- Short task: Would you transcribe the whole listing exactly, minus its pictures?

- Extracted records:
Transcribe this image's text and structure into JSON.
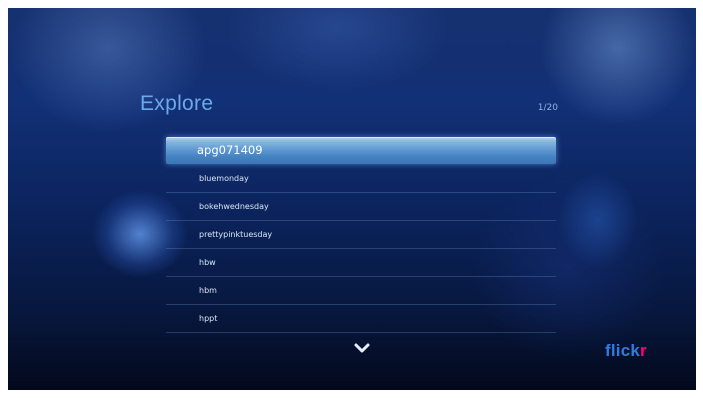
{
  "header": {
    "title": "Explore",
    "page_counter": "1/20"
  },
  "list": {
    "items": [
      {
        "label": "apg071409",
        "selected": true
      },
      {
        "label": "bluemonday",
        "selected": false
      },
      {
        "label": "bokehwednesday",
        "selected": false
      },
      {
        "label": "prettypinktuesday",
        "selected": false
      },
      {
        "label": "hbw",
        "selected": false
      },
      {
        "label": "hbm",
        "selected": false
      },
      {
        "label": "hppt",
        "selected": false
      }
    ]
  },
  "navigation": {
    "scroll_icon": "chevron-down-icon"
  },
  "branding": {
    "logo_main": "flick",
    "logo_accent": "r",
    "logo_main_color": "#2f7be0",
    "logo_accent_color": "#ff0084"
  },
  "colors": {
    "title": "#6aa9ea",
    "highlight": "#5d98cf",
    "background": "#0c2560"
  }
}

- Result of the exercise:
Transcribe this image's text and structure into JSON.
{
  "header": {
    "title": "Explore",
    "page_counter": "1/20"
  },
  "list": {
    "items": [
      {
        "label": "apg071409",
        "selected": true
      },
      {
        "label": "bluemonday",
        "selected": false
      },
      {
        "label": "bokehwednesday",
        "selected": false
      },
      {
        "label": "prettypinktuesday",
        "selected": false
      },
      {
        "label": "hbw",
        "selected": false
      },
      {
        "label": "hbm",
        "selected": false
      },
      {
        "label": "hppt",
        "selected": false
      }
    ]
  },
  "navigation": {
    "scroll_icon": "chevron-down-icon"
  },
  "branding": {
    "logo_main": "flick",
    "logo_accent": "r",
    "logo_main_color": "#2f7be0",
    "logo_accent_color": "#ff0084"
  },
  "colors": {
    "title": "#6aa9ea",
    "highlight": "#5d98cf",
    "background": "#0c2560"
  }
}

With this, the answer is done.